Dataset rows of page text:
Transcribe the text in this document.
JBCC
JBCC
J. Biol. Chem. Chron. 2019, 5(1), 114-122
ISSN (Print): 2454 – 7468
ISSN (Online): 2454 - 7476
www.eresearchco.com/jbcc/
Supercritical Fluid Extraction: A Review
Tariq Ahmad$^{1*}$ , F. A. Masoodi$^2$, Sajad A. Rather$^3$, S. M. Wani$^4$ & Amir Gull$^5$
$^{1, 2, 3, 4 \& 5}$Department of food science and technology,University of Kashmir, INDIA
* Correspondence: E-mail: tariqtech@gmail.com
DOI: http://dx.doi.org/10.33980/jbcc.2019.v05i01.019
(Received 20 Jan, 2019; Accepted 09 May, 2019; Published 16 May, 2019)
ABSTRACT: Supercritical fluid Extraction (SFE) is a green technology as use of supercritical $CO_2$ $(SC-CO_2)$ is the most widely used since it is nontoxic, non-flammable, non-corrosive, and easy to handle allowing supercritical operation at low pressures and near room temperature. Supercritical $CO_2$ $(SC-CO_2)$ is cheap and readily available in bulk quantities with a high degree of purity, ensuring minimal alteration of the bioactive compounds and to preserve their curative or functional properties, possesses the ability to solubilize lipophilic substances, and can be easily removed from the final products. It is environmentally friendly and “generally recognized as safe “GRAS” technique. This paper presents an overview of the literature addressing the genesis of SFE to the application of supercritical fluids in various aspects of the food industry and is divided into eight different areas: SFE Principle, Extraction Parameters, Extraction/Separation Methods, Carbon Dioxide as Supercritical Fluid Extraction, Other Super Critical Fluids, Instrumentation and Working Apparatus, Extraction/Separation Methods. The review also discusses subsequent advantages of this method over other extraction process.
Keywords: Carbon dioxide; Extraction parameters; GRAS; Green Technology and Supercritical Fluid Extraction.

Exercise objective - The response should consist of all the entries, copied without any alteration.

Solution -
Transcribe the text in this document.
JBCC
JBCC
J. Biol. Chem. Chron. 2019, 5(1), 114-122
ISSN (Print): 2454 – 7468
ISSN (Online): 2454 - 7476
www.eresearchco.com/jbcc/
Supercritical Fluid Extraction: A Review
Tariq Ahmad$^{1*}$ , F. A. Masoodi$^2$, Sajad A. Rather$^3$, S. M. Wani$^4$ & Amir Gull$^5$
$^{1, 2, 3, 4 \& 5}$Department of food science and technology,University of Kashmir, INDIA
* Correspondence: E-mail: tariqtech@gmail.com
DOI: http://dx.doi.org/10.33980/jbcc.2019.v05i01.019
(Received 20 Jan, 2019; Accepted 09 May, 2019; Published 16 May, 2019)
ABSTRACT: Supercritical fluid Extraction (SFE) is a green technology as use of supercritical $CO_2$ $(SC-CO_2)$ is the most widely used since it is nontoxic, non-flammable, non-corrosive, and easy to handle allowing supercritical operation at low pressures and near room temperature. Supercritical $CO_2$ $(SC-CO_2)$ is cheap and readily available in bulk quantities with a high degree of purity, ensuring minimal alteration of the bioactive compounds and to preserve their curative or functional properties, possesses the ability to solubilize lipophilic substances, and can be easily removed from the final products. It is environmentally friendly and “generally recognized as safe “GRAS” technique. This paper presents an overview of the literature addressing the genesis of SFE to the application of supercritical fluids in various aspects of the food industry and is divided into eight different areas: SFE Principle, Extraction Parameters, Extraction/Separation Methods, Carbon Dioxide as Supercritical Fluid Extraction, Other Super Critical Fluids, Instrumentation and Working Apparatus, Extraction/Separation Methods. The review also discusses subsequent advantages of this method over other extraction process.
Keywords: Carbon dioxide; Extraction parameters; GRAS; Green Technology and Supercritical Fluid Extraction.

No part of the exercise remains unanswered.